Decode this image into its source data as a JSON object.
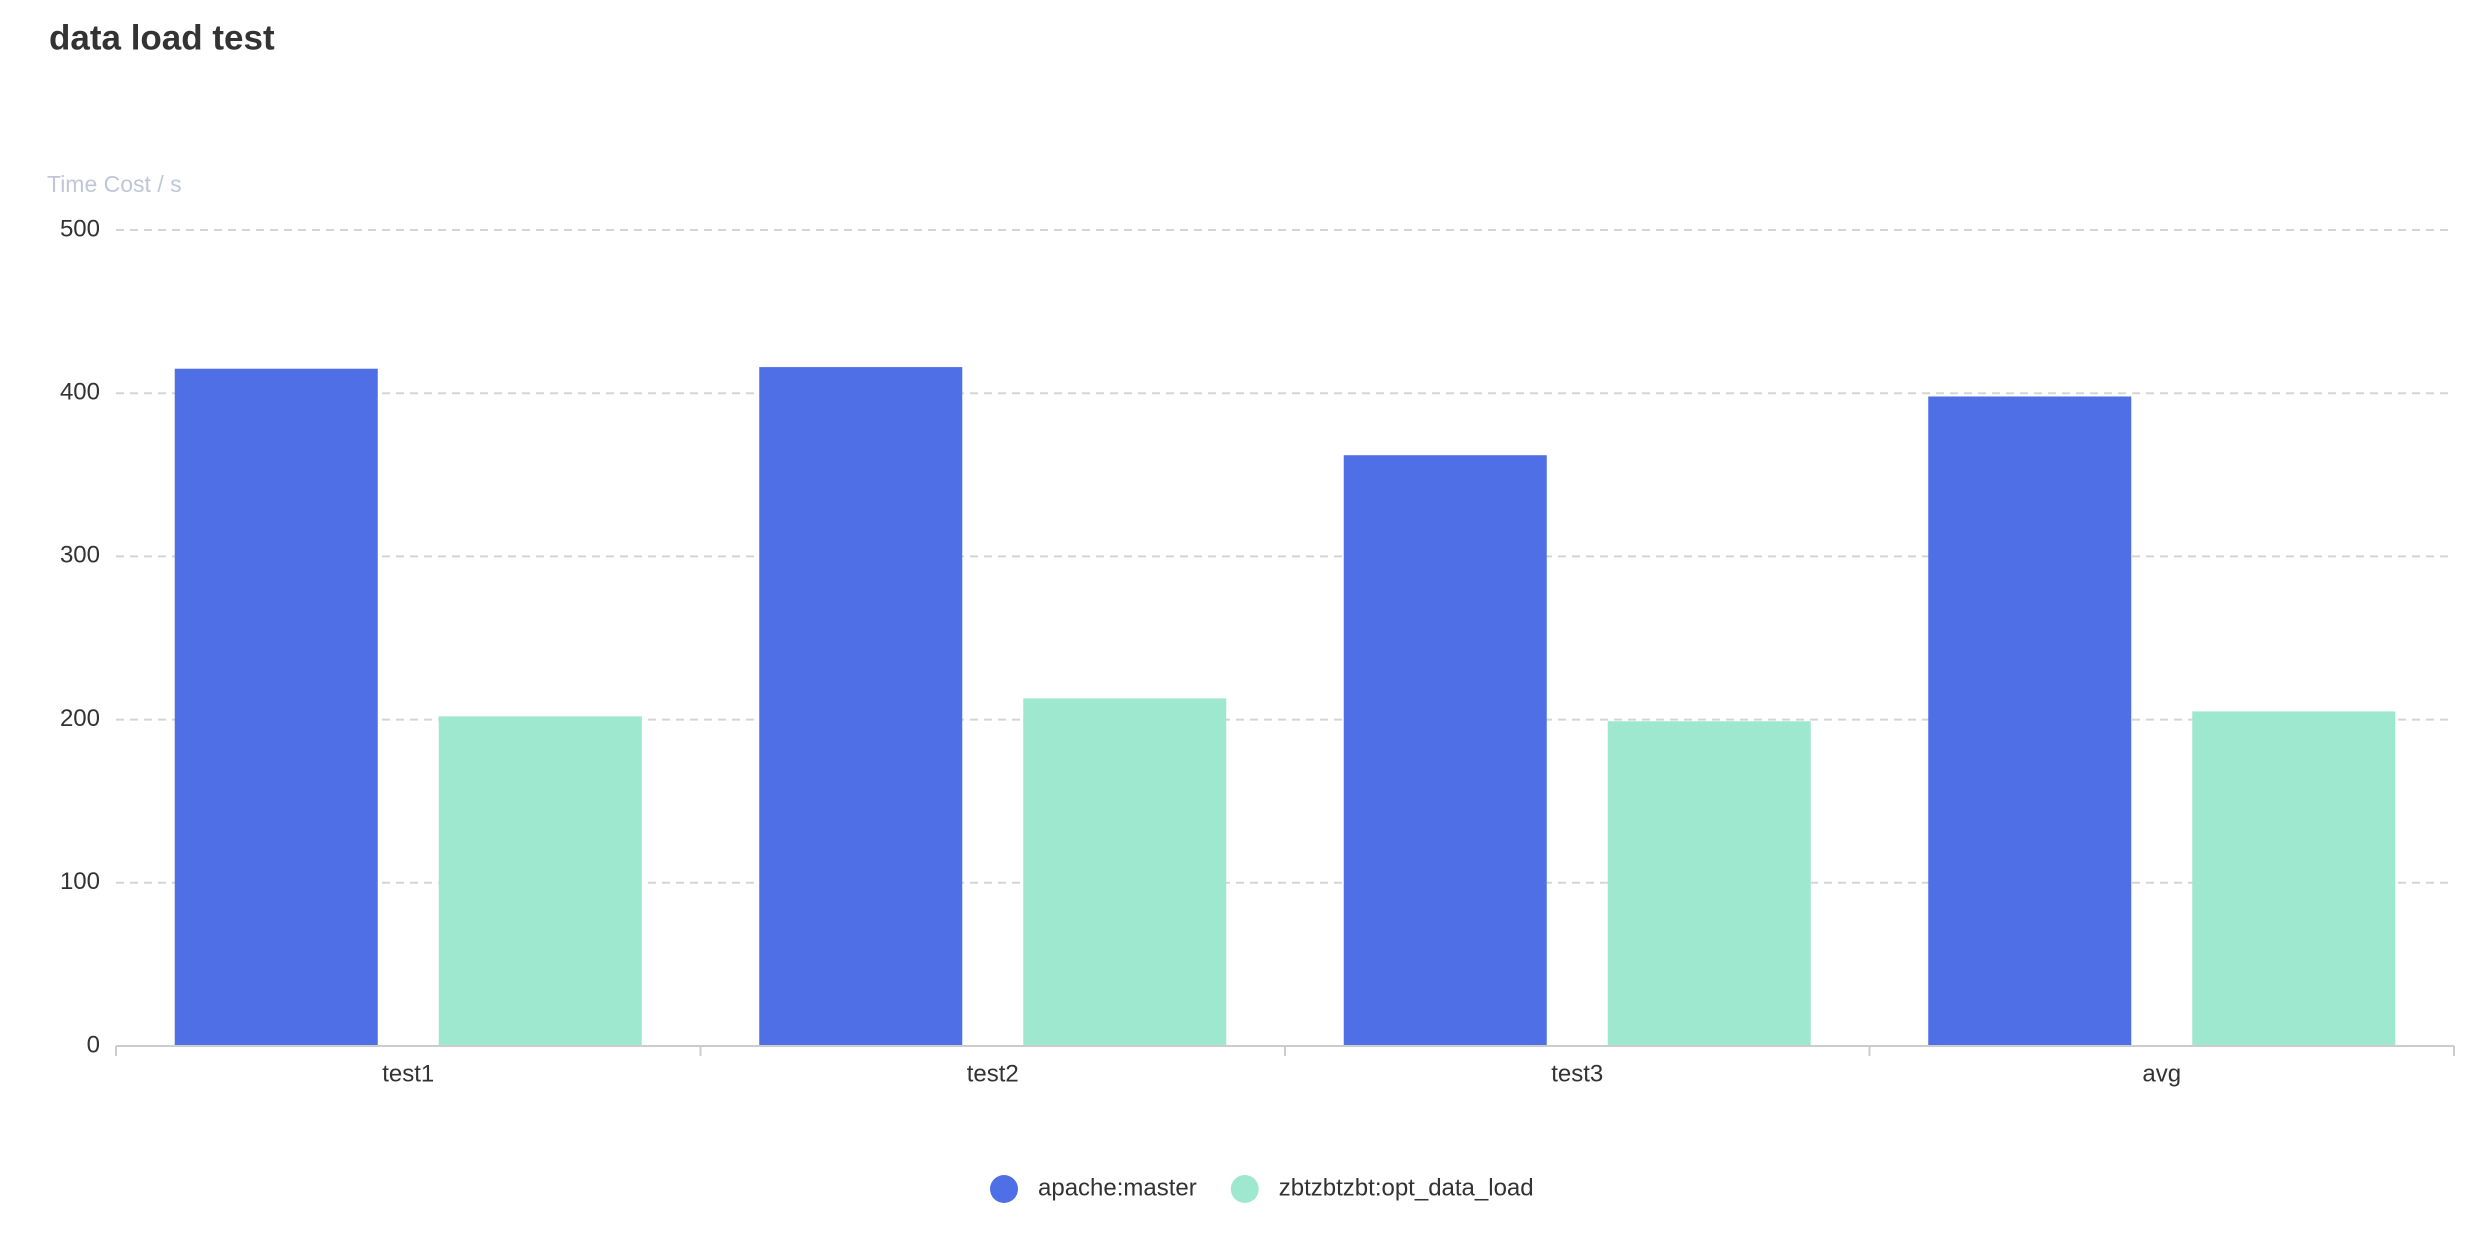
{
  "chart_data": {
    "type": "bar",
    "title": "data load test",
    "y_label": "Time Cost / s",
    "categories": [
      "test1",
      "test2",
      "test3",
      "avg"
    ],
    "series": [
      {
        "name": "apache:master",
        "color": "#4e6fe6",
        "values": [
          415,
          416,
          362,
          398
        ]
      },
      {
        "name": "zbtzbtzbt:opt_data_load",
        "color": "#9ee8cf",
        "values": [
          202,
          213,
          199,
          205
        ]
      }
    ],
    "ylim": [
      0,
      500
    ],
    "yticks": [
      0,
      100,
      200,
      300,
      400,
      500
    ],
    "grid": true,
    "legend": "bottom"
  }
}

• INSTRUCTIONS FOR THE TASK
Give all the entries again exactly, dropping each picture.

• TASK SOLUTION
Decode this image into its source data as a JSON object.
{
  "chart_data": {
    "type": "bar",
    "title": "data load test",
    "y_label": "Time Cost / s",
    "categories": [
      "test1",
      "test2",
      "test3",
      "avg"
    ],
    "series": [
      {
        "name": "apache:master",
        "color": "#4e6fe6",
        "values": [
          415,
          416,
          362,
          398
        ]
      },
      {
        "name": "zbtzbtzbt:opt_data_load",
        "color": "#9ee8cf",
        "values": [
          202,
          213,
          199,
          205
        ]
      }
    ],
    "ylim": [
      0,
      500
    ],
    "yticks": [
      0,
      100,
      200,
      300,
      400,
      500
    ],
    "grid": true,
    "legend": "bottom"
  }
}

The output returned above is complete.